Write out the entries below once more, exactly, with the pictures left out.

* Data rows
>>>
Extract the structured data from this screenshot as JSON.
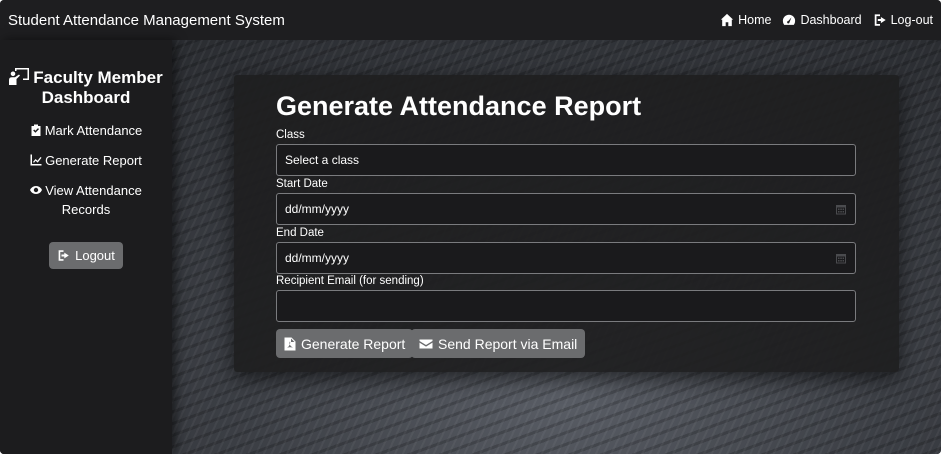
{
  "navbar": {
    "brand": "Student Attendance Management System",
    "links": [
      {
        "label": "Home",
        "icon": "home-icon"
      },
      {
        "label": "Dashboard",
        "icon": "dashboard-icon"
      },
      {
        "label": "Log-out",
        "icon": "sign-out-icon"
      }
    ]
  },
  "sidebar": {
    "title": "Faculty Member Dashboard",
    "title_icon": "teacher-icon",
    "items": [
      {
        "label": "Mark Attendance",
        "icon": "clipboard-icon"
      },
      {
        "label": "Generate Report",
        "icon": "chart-line-icon"
      },
      {
        "label": "View Attendance Records",
        "icon": "eye-icon"
      }
    ],
    "logout_label": "Logout"
  },
  "form": {
    "title": "Generate Attendance Report",
    "class_label": "Class",
    "class_value": "Select a class",
    "start_label": "Start Date",
    "start_value": "dd/mm/yyyy",
    "end_label": "End Date",
    "end_value": "dd/mm/yyyy",
    "email_label": "Recipient Email (for sending)",
    "email_value": "",
    "generate_label": "Generate Report",
    "send_label": "Send Report via Email"
  },
  "colors": {
    "navbar_bg": "#1e1e20",
    "sidebar_bg": "#1c1c1e",
    "button_bg": "#6b6c6e",
    "text": "#ffffff"
  }
}
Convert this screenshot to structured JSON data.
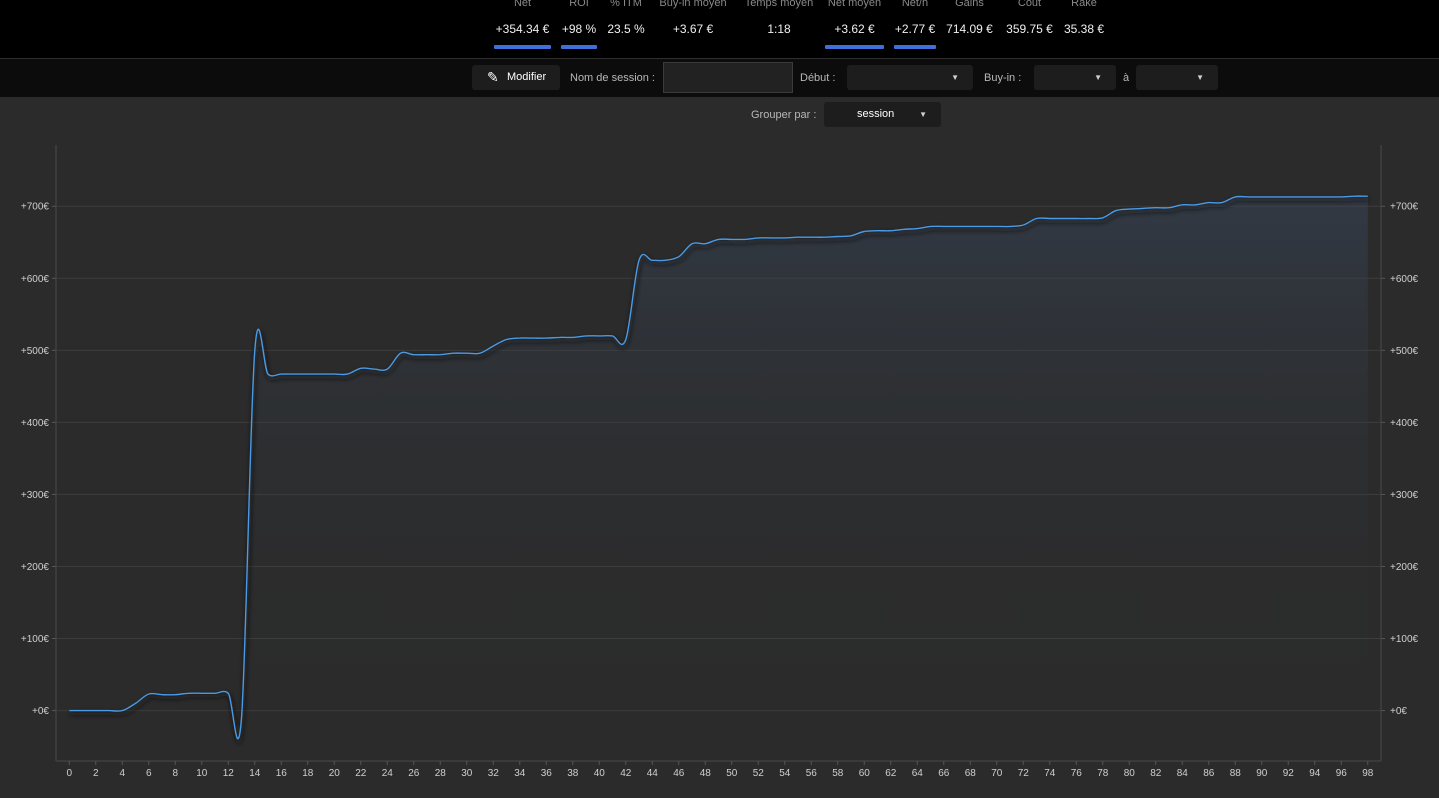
{
  "stats": [
    {
      "label": "Net",
      "value": "+354.34 €",
      "highlight": true
    },
    {
      "label": "ROI",
      "value": "+98 %",
      "highlight": true
    },
    {
      "label": "% ITM",
      "value": "23.5 %",
      "highlight": false
    },
    {
      "label": "Buy-in moyen",
      "value": "+3.67 €",
      "highlight": false
    },
    {
      "label": "Temps moyen",
      "value": "1:18",
      "highlight": false
    },
    {
      "label": "Net moyen",
      "value": "+3.62 €",
      "highlight": true
    },
    {
      "label": "Net/h",
      "value": "+2.77 €",
      "highlight": true
    },
    {
      "label": "Gains",
      "value": "714.09 €",
      "highlight": false
    },
    {
      "label": "Cout",
      "value": "359.75 €",
      "highlight": false
    },
    {
      "label": "Rake",
      "value": "35.38 €",
      "highlight": false
    }
  ],
  "filters": {
    "edit_label": "Modifier",
    "session_name_label": "Nom de session :",
    "session_name_value": "",
    "start_label": "Début :",
    "start_value": "",
    "buyin_label": "Buy-in :",
    "buyin_min_value": "",
    "to_label": "à",
    "buyin_max_value": "",
    "group_by_label": "Grouper par :",
    "group_by_value": "session"
  },
  "colors": {
    "accent": "#3f6fd8",
    "line": "#4a9ae6",
    "background": "#2b2b2b"
  },
  "chart_data": {
    "type": "line",
    "title": "",
    "xlabel": "",
    "ylabel": "",
    "xlim": [
      -1,
      99
    ],
    "ylim": [
      -70,
      785
    ],
    "grid": true,
    "y_ticks": [
      0,
      100,
      200,
      300,
      400,
      500,
      600,
      700
    ],
    "y_tick_labels": [
      "+0€",
      "+100€",
      "+200€",
      "+300€",
      "+400€",
      "+500€",
      "+600€",
      "+700€"
    ],
    "x_ticks": [
      0,
      2,
      4,
      6,
      8,
      10,
      12,
      14,
      16,
      18,
      20,
      22,
      24,
      26,
      28,
      30,
      32,
      34,
      36,
      38,
      40,
      42,
      44,
      46,
      48,
      50,
      52,
      54,
      56,
      58,
      60,
      62,
      64,
      66,
      68,
      70,
      72,
      74,
      76,
      78,
      80,
      82,
      84,
      86,
      88,
      90,
      92,
      94,
      96,
      98
    ],
    "series": [
      {
        "x": [
          0,
          1,
          2,
          3,
          4,
          5,
          6,
          7,
          8,
          9,
          10,
          11,
          12,
          13,
          14,
          15,
          16,
          17,
          18,
          19,
          20,
          21,
          22,
          23,
          24,
          25,
          26,
          27,
          28,
          29,
          30,
          31,
          32,
          33,
          34,
          35,
          36,
          37,
          38,
          39,
          40,
          41,
          42,
          43,
          44,
          45,
          46,
          47,
          48,
          49,
          50,
          51,
          52,
          53,
          54,
          55,
          56,
          57,
          58,
          59,
          60,
          61,
          62,
          63,
          64,
          65,
          66,
          67,
          68,
          69,
          70,
          71,
          72,
          73,
          74,
          75,
          76,
          77,
          78,
          79,
          80,
          81,
          82,
          83,
          84,
          85,
          86,
          87,
          88,
          89,
          90,
          91,
          92,
          93,
          94,
          95,
          96,
          97,
          98
        ],
        "y": [
          0,
          0,
          0,
          0,
          0,
          10,
          23,
          22,
          22,
          24,
          24,
          24,
          24,
          -10,
          500,
          467,
          467,
          467,
          467,
          467,
          467,
          467,
          475,
          474,
          474,
          496,
          494,
          494,
          494,
          496,
          496,
          496,
          506,
          515,
          517,
          517,
          517,
          518,
          518,
          520,
          520,
          520,
          515,
          625,
          625,
          625,
          630,
          648,
          648,
          654,
          654,
          654,
          656,
          656,
          656,
          657,
          657,
          657,
          658,
          659,
          665,
          666,
          666,
          668,
          669,
          672,
          672,
          672,
          672,
          672,
          672,
          672,
          674,
          683,
          683,
          683,
          683,
          683,
          684,
          694,
          696,
          697,
          698,
          698,
          702,
          702,
          705,
          705,
          713,
          713,
          713,
          713,
          713,
          713,
          713,
          713,
          713,
          714,
          714
        ]
      }
    ]
  }
}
<<<
* Completed exercise
Extract the structured data from this screenshot as JSON.
{
  "navbar": {
    "brand": "Student Attendance Management System",
    "links": [
      {
        "label": "Home",
        "icon": "home-icon"
      },
      {
        "label": "Dashboard",
        "icon": "dashboard-icon"
      },
      {
        "label": "Log-out",
        "icon": "sign-out-icon"
      }
    ]
  },
  "sidebar": {
    "title": "Faculty Member Dashboard",
    "title_icon": "teacher-icon",
    "items": [
      {
        "label": "Mark Attendance",
        "icon": "clipboard-icon"
      },
      {
        "label": "Generate Report",
        "icon": "chart-line-icon"
      },
      {
        "label": "View Attendance Records",
        "icon": "eye-icon"
      }
    ],
    "logout_label": "Logout"
  },
  "form": {
    "title": "Generate Attendance Report",
    "class_label": "Class",
    "class_value": "Select a class",
    "start_label": "Start Date",
    "start_value": "dd/mm/yyyy",
    "end_label": "End Date",
    "end_value": "dd/mm/yyyy",
    "email_label": "Recipient Email (for sending)",
    "email_value": "",
    "generate_label": "Generate Report",
    "send_label": "Send Report via Email"
  },
  "colors": {
    "navbar_bg": "#1e1e20",
    "sidebar_bg": "#1c1c1e",
    "button_bg": "#6b6c6e",
    "text": "#ffffff"
  }
}
Convert this screenshot to structured JSON data.
{
  "stats": [
    {
      "label": "Net",
      "value": "+354.34 €",
      "highlight": true
    },
    {
      "label": "ROI",
      "value": "+98 %",
      "highlight": true
    },
    {
      "label": "% ITM",
      "value": "23.5 %",
      "highlight": false
    },
    {
      "label": "Buy-in moyen",
      "value": "+3.67 €",
      "highlight": false
    },
    {
      "label": "Temps moyen",
      "value": "1:18",
      "highlight": false
    },
    {
      "label": "Net moyen",
      "value": "+3.62 €",
      "highlight": true
    },
    {
      "label": "Net/h",
      "value": "+2.77 €",
      "highlight": true
    },
    {
      "label": "Gains",
      "value": "714.09 €",
      "highlight": false
    },
    {
      "label": "Cout",
      "value": "359.75 €",
      "highlight": false
    },
    {
      "label": "Rake",
      "value": "35.38 €",
      "highlight": false
    }
  ],
  "filters": {
    "edit_label": "Modifier",
    "session_name_label": "Nom de session :",
    "session_name_value": "",
    "start_label": "Début :",
    "start_value": "",
    "buyin_label": "Buy-in :",
    "buyin_min_value": "",
    "to_label": "à",
    "buyin_max_value": "",
    "group_by_label": "Grouper par :",
    "group_by_value": "session"
  },
  "colors": {
    "accent": "#3f6fd8",
    "line": "#4a9ae6",
    "background": "#2b2b2b"
  },
  "chart_data": {
    "type": "line",
    "title": "",
    "xlabel": "",
    "ylabel": "",
    "xlim": [
      -1,
      99
    ],
    "ylim": [
      -70,
      785
    ],
    "grid": true,
    "y_ticks": [
      0,
      100,
      200,
      300,
      400,
      500,
      600,
      700
    ],
    "y_tick_labels": [
      "+0€",
      "+100€",
      "+200€",
      "+300€",
      "+400€",
      "+500€",
      "+600€",
      "+700€"
    ],
    "x_ticks": [
      0,
      2,
      4,
      6,
      8,
      10,
      12,
      14,
      16,
      18,
      20,
      22,
      24,
      26,
      28,
      30,
      32,
      34,
      36,
      38,
      40,
      42,
      44,
      46,
      48,
      50,
      52,
      54,
      56,
      58,
      60,
      62,
      64,
      66,
      68,
      70,
      72,
      74,
      76,
      78,
      80,
      82,
      84,
      86,
      88,
      90,
      92,
      94,
      96,
      98
    ],
    "series": [
      {
        "x": [
          0,
          1,
          2,
          3,
          4,
          5,
          6,
          7,
          8,
          9,
          10,
          11,
          12,
          13,
          14,
          15,
          16,
          17,
          18,
          19,
          20,
          21,
          22,
          23,
          24,
          25,
          26,
          27,
          28,
          29,
          30,
          31,
          32,
          33,
          34,
          35,
          36,
          37,
          38,
          39,
          40,
          41,
          42,
          43,
          44,
          45,
          46,
          47,
          48,
          49,
          50,
          51,
          52,
          53,
          54,
          55,
          56,
          57,
          58,
          59,
          60,
          61,
          62,
          63,
          64,
          65,
          66,
          67,
          68,
          69,
          70,
          71,
          72,
          73,
          74,
          75,
          76,
          77,
          78,
          79,
          80,
          81,
          82,
          83,
          84,
          85,
          86,
          87,
          88,
          89,
          90,
          91,
          92,
          93,
          94,
          95,
          96,
          97,
          98
        ],
        "y": [
          0,
          0,
          0,
          0,
          0,
          10,
          23,
          22,
          22,
          24,
          24,
          24,
          24,
          -10,
          500,
          467,
          467,
          467,
          467,
          467,
          467,
          467,
          475,
          474,
          474,
          496,
          494,
          494,
          494,
          496,
          496,
          496,
          506,
          515,
          517,
          517,
          517,
          518,
          518,
          520,
          520,
          520,
          515,
          625,
          625,
          625,
          630,
          648,
          648,
          654,
          654,
          654,
          656,
          656,
          656,
          657,
          657,
          657,
          658,
          659,
          665,
          666,
          666,
          668,
          669,
          672,
          672,
          672,
          672,
          672,
          672,
          672,
          674,
          683,
          683,
          683,
          683,
          683,
          684,
          694,
          696,
          697,
          698,
          698,
          702,
          702,
          705,
          705,
          713,
          713,
          713,
          713,
          713,
          713,
          713,
          713,
          713,
          714,
          714
        ]
      }
    ]
  }
}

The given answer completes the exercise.